- **Task to complete**: Write out the material exactly. Do not include the pictures.

Records that describe figures
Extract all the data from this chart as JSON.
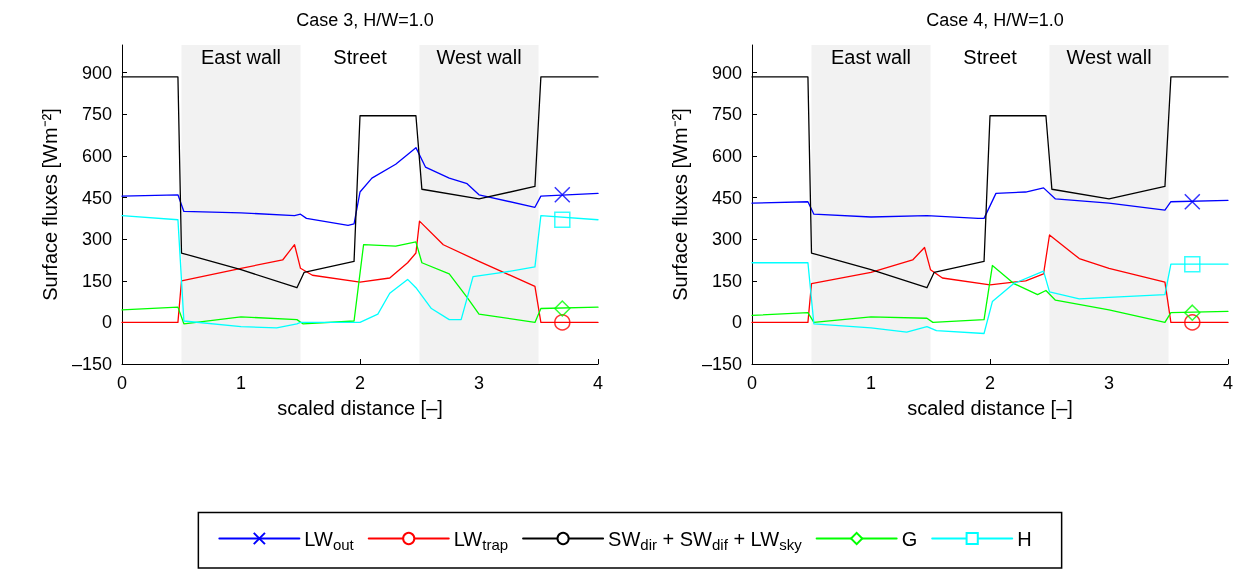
{
  "chart_data": [
    {
      "type": "line",
      "title": "Case 3, H/W=1.0",
      "xlabel": "scaled distance [–]",
      "ylabel": "Surface fluxes [Wm⁻²]",
      "xlim": [
        0,
        4
      ],
      "xticks": [
        0,
        1,
        2,
        3,
        4
      ],
      "ylim": [
        -150,
        1000
      ],
      "yticks": [
        {
          "value": -150,
          "label": "–150"
        },
        0,
        150,
        300,
        450,
        600,
        750,
        900
      ],
      "grid": false,
      "legend": "bottom",
      "line_style": "solid",
      "annotations": [
        "Street"
      ],
      "bands": [
        {
          "axis": "x",
          "from": 0.5,
          "to": 1.5,
          "label": "East wall",
          "color": "#f2f2f2"
        },
        {
          "axis": "x",
          "from": 2.5,
          "to": 3.5,
          "label": "West wall",
          "color": "#f2f2f2"
        }
      ],
      "series": [
        {
          "name": "LW$_{out}$",
          "color": "#0000ff",
          "x": [
            0,
            0.47,
            0.52,
            1.0,
            1.45,
            1.5,
            1.55,
            1.9,
            1.95,
            2.0,
            2.1,
            2.3,
            2.47,
            2.55,
            2.75,
            2.9,
            3.0,
            3.47,
            3.52,
            4.0
          ],
          "values": [
            455,
            460,
            400,
            395,
            385,
            390,
            375,
            350,
            355,
            470,
            520,
            570,
            630,
            560,
            520,
            500,
            460,
            415,
            455,
            465
          ]
        },
        {
          "name": "LW$_{trap}$",
          "color": "#ff0000",
          "x": [
            0,
            0.47,
            0.5,
            1.0,
            1.35,
            1.45,
            1.5,
            1.6,
            2.0,
            2.25,
            2.4,
            2.47,
            2.5,
            2.7,
            3.0,
            3.47,
            3.52,
            4.0
          ],
          "values": [
            0,
            0,
            150,
            195,
            225,
            280,
            195,
            170,
            145,
            160,
            215,
            250,
            365,
            280,
            220,
            130,
            0,
            0
          ]
        },
        {
          "name": "SW$_{dir}$ + SW$_{dif}$ + LW$_{sky}$",
          "color": "#000000",
          "x": [
            0,
            0.47,
            0.5,
            1.0,
            1.47,
            1.53,
            1.95,
            2.0,
            2.47,
            2.52,
            3.0,
            3.47,
            3.52,
            4.0
          ],
          "values": [
            885,
            885,
            250,
            190,
            125,
            180,
            220,
            745,
            745,
            480,
            445,
            490,
            885,
            885
          ]
        },
        {
          "name": "G",
          "color": "#00ff00",
          "x": [
            0,
            0.47,
            0.52,
            1.0,
            1.47,
            1.52,
            1.95,
            2.03,
            2.3,
            2.47,
            2.52,
            2.75,
            2.9,
            3.0,
            3.47,
            3.52,
            4.0
          ],
          "values": [
            45,
            55,
            -5,
            20,
            10,
            -5,
            5,
            280,
            275,
            290,
            215,
            175,
            90,
            30,
            0,
            50,
            55
          ]
        },
        {
          "name": "H",
          "color": "#00ffff",
          "x": [
            0,
            0.47,
            0.52,
            1.0,
            1.3,
            1.47,
            1.5,
            2.0,
            2.15,
            2.25,
            2.4,
            2.47,
            2.6,
            2.75,
            2.85,
            2.95,
            3.2,
            3.47,
            3.52,
            4.0
          ],
          "values": [
            385,
            370,
            5,
            -15,
            -20,
            -5,
            0,
            0,
            30,
            105,
            155,
            125,
            50,
            10,
            10,
            165,
            180,
            200,
            385,
            370
          ]
        },
        {
          "type": "scatter",
          "color": "#0000ff",
          "marker": "cross",
          "x": [
            3.7
          ],
          "values": [
            460
          ]
        },
        {
          "type": "scatter",
          "color": "#ff0000",
          "marker": "circle",
          "x": [
            3.7
          ],
          "values": [
            0
          ]
        },
        {
          "type": "scatter",
          "color": "#00ff00",
          "marker": "diamond",
          "x": [
            3.7
          ],
          "values": [
            50
          ]
        },
        {
          "type": "scatter",
          "color": "#00ffff",
          "marker": "square",
          "x": [
            3.7
          ],
          "values": [
            370
          ]
        }
      ]
    },
    {
      "type": "line",
      "title": "Case 4, H/W=1.0",
      "xlabel": "scaled distance [–]",
      "ylabel": "Surface fluxes [Wm⁻²]",
      "xlim": [
        0,
        4
      ],
      "xticks": [
        0,
        1,
        2,
        3,
        4
      ],
      "ylim": [
        -150,
        1000
      ],
      "yticks": [
        {
          "value": -150,
          "label": "–150"
        },
        0,
        150,
        300,
        450,
        600,
        750,
        900
      ],
      "grid": false,
      "line_style": "solid",
      "annotations": [
        "Street"
      ],
      "bands": [
        {
          "axis": "x",
          "from": 0.5,
          "to": 1.5,
          "label": "East wall",
          "color": "#f2f2f2"
        },
        {
          "axis": "x",
          "from": 2.5,
          "to": 3.5,
          "label": "West wall",
          "color": "#f2f2f2"
        }
      ],
      "series": [
        {
          "color": "#0000ff",
          "x": [
            0,
            0.47,
            0.52,
            1.0,
            1.47,
            1.9,
            1.95,
            2.05,
            2.3,
            2.45,
            2.55,
            3.0,
            3.47,
            3.52,
            4.0
          ],
          "values": [
            430,
            435,
            390,
            380,
            385,
            375,
            375,
            465,
            470,
            485,
            445,
            430,
            405,
            435,
            440
          ]
        },
        {
          "color": "#ff0000",
          "x": [
            0,
            0.47,
            0.5,
            1.0,
            1.35,
            1.45,
            1.5,
            1.6,
            2.0,
            2.3,
            2.45,
            2.5,
            2.75,
            3.0,
            3.47,
            3.52,
            4.0
          ],
          "values": [
            0,
            0,
            140,
            180,
            225,
            270,
            190,
            160,
            135,
            150,
            175,
            315,
            230,
            195,
            145,
            0,
            0
          ]
        },
        {
          "color": "#000000",
          "x": [
            0,
            0.47,
            0.5,
            1.0,
            1.47,
            1.53,
            1.95,
            2.0,
            2.47,
            2.52,
            3.0,
            3.47,
            3.52,
            4.0
          ],
          "values": [
            885,
            885,
            250,
            190,
            125,
            180,
            220,
            745,
            745,
            480,
            445,
            490,
            885,
            885
          ]
        },
        {
          "color": "#00ff00",
          "x": [
            0,
            0.47,
            0.52,
            1.0,
            1.47,
            1.52,
            1.95,
            2.02,
            2.2,
            2.4,
            2.47,
            2.55,
            3.0,
            3.47,
            3.52,
            4.0
          ],
          "values": [
            25,
            35,
            0,
            20,
            15,
            0,
            10,
            205,
            140,
            100,
            115,
            80,
            45,
            0,
            35,
            40
          ]
        },
        {
          "color": "#00ffff",
          "x": [
            0,
            0.47,
            0.52,
            1.0,
            1.3,
            1.47,
            1.55,
            1.95,
            2.02,
            2.2,
            2.45,
            2.5,
            2.75,
            3.0,
            3.47,
            3.52,
            4.0
          ],
          "values": [
            215,
            215,
            -5,
            -20,
            -35,
            -15,
            -30,
            -40,
            75,
            140,
            185,
            110,
            85,
            90,
            100,
            210,
            210
          ]
        },
        {
          "type": "scatter",
          "color": "#0000ff",
          "marker": "cross",
          "x": [
            3.7
          ],
          "values": [
            435
          ]
        },
        {
          "type": "scatter",
          "color": "#ff0000",
          "marker": "circle",
          "x": [
            3.7
          ],
          "values": [
            0
          ]
        },
        {
          "type": "scatter",
          "color": "#00ff00",
          "marker": "diamond",
          "x": [
            3.7
          ],
          "values": [
            35
          ]
        },
        {
          "type": "scatter",
          "color": "#00ffff",
          "marker": "square",
          "x": [
            3.7
          ],
          "values": [
            210
          ]
        }
      ]
    }
  ]
}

- **Answer to the problem**:
Extract all the data from this chart as JSON.
{
  "chart_data": [
    {
      "type": "line",
      "title": "Case 3, H/W=1.0",
      "xlabel": "scaled distance [–]",
      "ylabel": "Surface fluxes [Wm⁻²]",
      "xlim": [
        0,
        4
      ],
      "xticks": [
        0,
        1,
        2,
        3,
        4
      ],
      "ylim": [
        -150,
        1000
      ],
      "yticks": [
        {
          "value": -150,
          "label": "–150"
        },
        0,
        150,
        300,
        450,
        600,
        750,
        900
      ],
      "grid": false,
      "legend": "bottom",
      "line_style": "solid",
      "annotations": [
        "Street"
      ],
      "bands": [
        {
          "axis": "x",
          "from": 0.5,
          "to": 1.5,
          "label": "East wall",
          "color": "#f2f2f2"
        },
        {
          "axis": "x",
          "from": 2.5,
          "to": 3.5,
          "label": "West wall",
          "color": "#f2f2f2"
        }
      ],
      "series": [
        {
          "name": "LW$_{out}$",
          "color": "#0000ff",
          "x": [
            0,
            0.47,
            0.52,
            1.0,
            1.45,
            1.5,
            1.55,
            1.9,
            1.95,
            2.0,
            2.1,
            2.3,
            2.47,
            2.55,
            2.75,
            2.9,
            3.0,
            3.47,
            3.52,
            4.0
          ],
          "values": [
            455,
            460,
            400,
            395,
            385,
            390,
            375,
            350,
            355,
            470,
            520,
            570,
            630,
            560,
            520,
            500,
            460,
            415,
            455,
            465
          ]
        },
        {
          "name": "LW$_{trap}$",
          "color": "#ff0000",
          "x": [
            0,
            0.47,
            0.5,
            1.0,
            1.35,
            1.45,
            1.5,
            1.6,
            2.0,
            2.25,
            2.4,
            2.47,
            2.5,
            2.7,
            3.0,
            3.47,
            3.52,
            4.0
          ],
          "values": [
            0,
            0,
            150,
            195,
            225,
            280,
            195,
            170,
            145,
            160,
            215,
            250,
            365,
            280,
            220,
            130,
            0,
            0
          ]
        },
        {
          "name": "SW$_{dir}$ + SW$_{dif}$ + LW$_{sky}$",
          "color": "#000000",
          "x": [
            0,
            0.47,
            0.5,
            1.0,
            1.47,
            1.53,
            1.95,
            2.0,
            2.47,
            2.52,
            3.0,
            3.47,
            3.52,
            4.0
          ],
          "values": [
            885,
            885,
            250,
            190,
            125,
            180,
            220,
            745,
            745,
            480,
            445,
            490,
            885,
            885
          ]
        },
        {
          "name": "G",
          "color": "#00ff00",
          "x": [
            0,
            0.47,
            0.52,
            1.0,
            1.47,
            1.52,
            1.95,
            2.03,
            2.3,
            2.47,
            2.52,
            2.75,
            2.9,
            3.0,
            3.47,
            3.52,
            4.0
          ],
          "values": [
            45,
            55,
            -5,
            20,
            10,
            -5,
            5,
            280,
            275,
            290,
            215,
            175,
            90,
            30,
            0,
            50,
            55
          ]
        },
        {
          "name": "H",
          "color": "#00ffff",
          "x": [
            0,
            0.47,
            0.52,
            1.0,
            1.3,
            1.47,
            1.5,
            2.0,
            2.15,
            2.25,
            2.4,
            2.47,
            2.6,
            2.75,
            2.85,
            2.95,
            3.2,
            3.47,
            3.52,
            4.0
          ],
          "values": [
            385,
            370,
            5,
            -15,
            -20,
            -5,
            0,
            0,
            30,
            105,
            155,
            125,
            50,
            10,
            10,
            165,
            180,
            200,
            385,
            370
          ]
        },
        {
          "type": "scatter",
          "color": "#0000ff",
          "marker": "cross",
          "x": [
            3.7
          ],
          "values": [
            460
          ]
        },
        {
          "type": "scatter",
          "color": "#ff0000",
          "marker": "circle",
          "x": [
            3.7
          ],
          "values": [
            0
          ]
        },
        {
          "type": "scatter",
          "color": "#00ff00",
          "marker": "diamond",
          "x": [
            3.7
          ],
          "values": [
            50
          ]
        },
        {
          "type": "scatter",
          "color": "#00ffff",
          "marker": "square",
          "x": [
            3.7
          ],
          "values": [
            370
          ]
        }
      ]
    },
    {
      "type": "line",
      "title": "Case 4, H/W=1.0",
      "xlabel": "scaled distance [–]",
      "ylabel": "Surface fluxes [Wm⁻²]",
      "xlim": [
        0,
        4
      ],
      "xticks": [
        0,
        1,
        2,
        3,
        4
      ],
      "ylim": [
        -150,
        1000
      ],
      "yticks": [
        {
          "value": -150,
          "label": "–150"
        },
        0,
        150,
        300,
        450,
        600,
        750,
        900
      ],
      "grid": false,
      "line_style": "solid",
      "annotations": [
        "Street"
      ],
      "bands": [
        {
          "axis": "x",
          "from": 0.5,
          "to": 1.5,
          "label": "East wall",
          "color": "#f2f2f2"
        },
        {
          "axis": "x",
          "from": 2.5,
          "to": 3.5,
          "label": "West wall",
          "color": "#f2f2f2"
        }
      ],
      "series": [
        {
          "color": "#0000ff",
          "x": [
            0,
            0.47,
            0.52,
            1.0,
            1.47,
            1.9,
            1.95,
            2.05,
            2.3,
            2.45,
            2.55,
            3.0,
            3.47,
            3.52,
            4.0
          ],
          "values": [
            430,
            435,
            390,
            380,
            385,
            375,
            375,
            465,
            470,
            485,
            445,
            430,
            405,
            435,
            440
          ]
        },
        {
          "color": "#ff0000",
          "x": [
            0,
            0.47,
            0.5,
            1.0,
            1.35,
            1.45,
            1.5,
            1.6,
            2.0,
            2.3,
            2.45,
            2.5,
            2.75,
            3.0,
            3.47,
            3.52,
            4.0
          ],
          "values": [
            0,
            0,
            140,
            180,
            225,
            270,
            190,
            160,
            135,
            150,
            175,
            315,
            230,
            195,
            145,
            0,
            0
          ]
        },
        {
          "color": "#000000",
          "x": [
            0,
            0.47,
            0.5,
            1.0,
            1.47,
            1.53,
            1.95,
            2.0,
            2.47,
            2.52,
            3.0,
            3.47,
            3.52,
            4.0
          ],
          "values": [
            885,
            885,
            250,
            190,
            125,
            180,
            220,
            745,
            745,
            480,
            445,
            490,
            885,
            885
          ]
        },
        {
          "color": "#00ff00",
          "x": [
            0,
            0.47,
            0.52,
            1.0,
            1.47,
            1.52,
            1.95,
            2.02,
            2.2,
            2.4,
            2.47,
            2.55,
            3.0,
            3.47,
            3.52,
            4.0
          ],
          "values": [
            25,
            35,
            0,
            20,
            15,
            0,
            10,
            205,
            140,
            100,
            115,
            80,
            45,
            0,
            35,
            40
          ]
        },
        {
          "color": "#00ffff",
          "x": [
            0,
            0.47,
            0.52,
            1.0,
            1.3,
            1.47,
            1.55,
            1.95,
            2.02,
            2.2,
            2.45,
            2.5,
            2.75,
            3.0,
            3.47,
            3.52,
            4.0
          ],
          "values": [
            215,
            215,
            -5,
            -20,
            -35,
            -15,
            -30,
            -40,
            75,
            140,
            185,
            110,
            85,
            90,
            100,
            210,
            210
          ]
        },
        {
          "type": "scatter",
          "color": "#0000ff",
          "marker": "cross",
          "x": [
            3.7
          ],
          "values": [
            435
          ]
        },
        {
          "type": "scatter",
          "color": "#ff0000",
          "marker": "circle",
          "x": [
            3.7
          ],
          "values": [
            0
          ]
        },
        {
          "type": "scatter",
          "color": "#00ff00",
          "marker": "diamond",
          "x": [
            3.7
          ],
          "values": [
            35
          ]
        },
        {
          "type": "scatter",
          "color": "#00ffff",
          "marker": "square",
          "x": [
            3.7
          ],
          "values": [
            210
          ]
        }
      ]
    }
  ]
}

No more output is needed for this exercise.